What is needed is a word-for-word copy of the listing below, without pictures.
☆ ☆ ☆ ☆
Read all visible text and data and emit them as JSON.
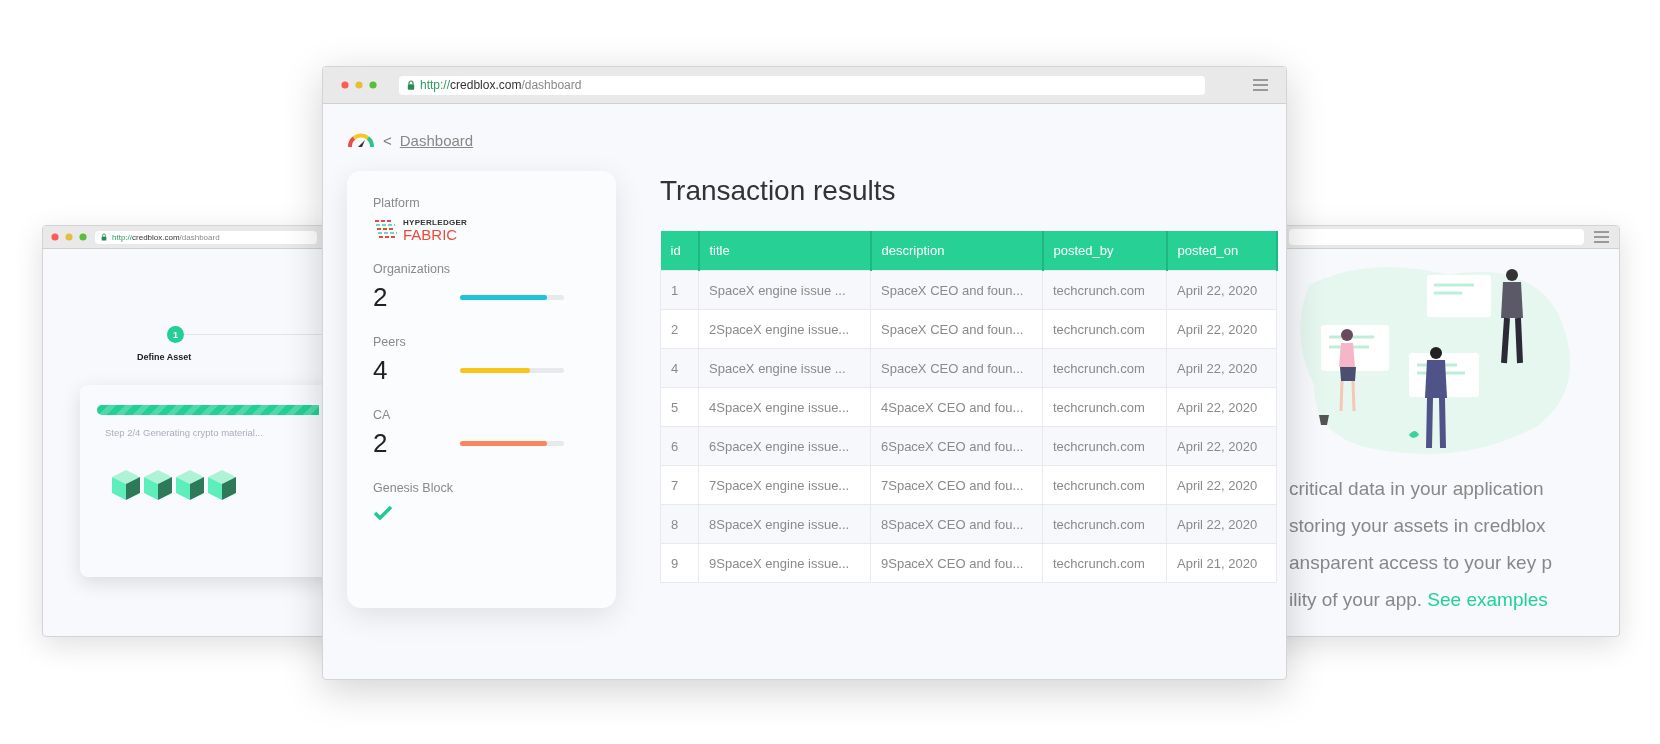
{
  "left_window": {
    "url": {
      "scheme": "http://",
      "host": "credblox.com",
      "path": "/dashboard"
    },
    "step": {
      "number": "1",
      "label": "Define Asset"
    },
    "progress": {
      "level": 1
    },
    "status": "Step 2/4 Generating crypto material..."
  },
  "main_window": {
    "url": {
      "scheme": "http://",
      "host": "credblox.com",
      "path": "/dashboard"
    },
    "breadcrumb": {
      "back": "<",
      "link": "Dashboard"
    },
    "card": {
      "platform_label": "Platform",
      "platform_logo": {
        "line1": "HYPERLEDGER",
        "line2": "FABRIC"
      },
      "metrics": [
        {
          "label": "Organizations",
          "value": "2",
          "level": 0.84,
          "color": "#1fc3d3"
        },
        {
          "label": "Peers",
          "value": "4",
          "level": 0.67,
          "color": "#f9c51b"
        },
        {
          "label": "CA",
          "value": "2",
          "level": 0.84,
          "color": "#fb8560"
        }
      ],
      "genesis": {
        "label": "Genesis Block",
        "checked": true
      }
    },
    "title": "Transaction results",
    "table": {
      "columns": [
        "id",
        "title",
        "description",
        "posted_by",
        "posted_on"
      ],
      "rows": [
        [
          "1",
          "SpaceX engine issue ...",
          "SpaceX CEO and foun...",
          "techcrunch.com",
          "April 22, 2020"
        ],
        [
          "2",
          "2SpaceX engine issue...",
          "SpaceX CEO and foun...",
          "techcrunch.com",
          "April 22, 2020"
        ],
        [
          "4",
          "SpaceX engine issue ...",
          "SpaceX CEO and foun...",
          "techcrunch.com",
          "April 22, 2020"
        ],
        [
          "5",
          "4SpaceX engine issue...",
          "4SpaceX CEO and fou...",
          "techcrunch.com",
          "April 22, 2020"
        ],
        [
          "6",
          "6SpaceX engine issue...",
          "6SpaceX CEO and fou...",
          "techcrunch.com",
          "April 22, 2020"
        ],
        [
          "7",
          "7SpaceX engine issue...",
          "7SpaceX CEO and fou...",
          "techcrunch.com",
          "April 22, 2020"
        ],
        [
          "8",
          "8SpaceX engine issue...",
          "8SpaceX CEO and fou...",
          "techcrunch.com",
          "April 22, 2020"
        ],
        [
          "9",
          "9SpaceX engine issue...",
          "9SpaceX CEO and fou...",
          "techcrunch.com",
          "April 21, 2020"
        ]
      ]
    }
  },
  "right_window": {
    "text_lines": [
      "critical data in your application",
      "storing your assets in credblox",
      "ansparent access to your key p",
      "ility of your app."
    ],
    "link": "See examples"
  }
}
☆ ☆ ☆ ☆
Task answer –
Read all visible text and data and emit them as JSON.
{
  "left_window": {
    "url": {
      "scheme": "http://",
      "host": "credblox.com",
      "path": "/dashboard"
    },
    "step": {
      "number": "1",
      "label": "Define Asset"
    },
    "progress": {
      "level": 1
    },
    "status": "Step 2/4 Generating crypto material..."
  },
  "main_window": {
    "url": {
      "scheme": "http://",
      "host": "credblox.com",
      "path": "/dashboard"
    },
    "breadcrumb": {
      "back": "<",
      "link": "Dashboard"
    },
    "card": {
      "platform_label": "Platform",
      "platform_logo": {
        "line1": "HYPERLEDGER",
        "line2": "FABRIC"
      },
      "metrics": [
        {
          "label": "Organizations",
          "value": "2",
          "level": 0.84,
          "color": "#1fc3d3"
        },
        {
          "label": "Peers",
          "value": "4",
          "level": 0.67,
          "color": "#f9c51b"
        },
        {
          "label": "CA",
          "value": "2",
          "level": 0.84,
          "color": "#fb8560"
        }
      ],
      "genesis": {
        "label": "Genesis Block",
        "checked": true
      }
    },
    "title": "Transaction results",
    "table": {
      "columns": [
        "id",
        "title",
        "description",
        "posted_by",
        "posted_on"
      ],
      "rows": [
        [
          "1",
          "SpaceX engine issue ...",
          "SpaceX CEO and foun...",
          "techcrunch.com",
          "April 22, 2020"
        ],
        [
          "2",
          "2SpaceX engine issue...",
          "SpaceX CEO and foun...",
          "techcrunch.com",
          "April 22, 2020"
        ],
        [
          "4",
          "SpaceX engine issue ...",
          "SpaceX CEO and foun...",
          "techcrunch.com",
          "April 22, 2020"
        ],
        [
          "5",
          "4SpaceX engine issue...",
          "4SpaceX CEO and fou...",
          "techcrunch.com",
          "April 22, 2020"
        ],
        [
          "6",
          "6SpaceX engine issue...",
          "6SpaceX CEO and fou...",
          "techcrunch.com",
          "April 22, 2020"
        ],
        [
          "7",
          "7SpaceX engine issue...",
          "7SpaceX CEO and fou...",
          "techcrunch.com",
          "April 22, 2020"
        ],
        [
          "8",
          "8SpaceX engine issue...",
          "8SpaceX CEO and fou...",
          "techcrunch.com",
          "April 22, 2020"
        ],
        [
          "9",
          "9SpaceX engine issue...",
          "9SpaceX CEO and fou...",
          "techcrunch.com",
          "April 21, 2020"
        ]
      ]
    }
  },
  "right_window": {
    "text_lines": [
      "critical data in your application",
      "storing your assets in credblox",
      "ansparent access to your key p",
      "ility of your app."
    ],
    "link": "See examples"
  }
}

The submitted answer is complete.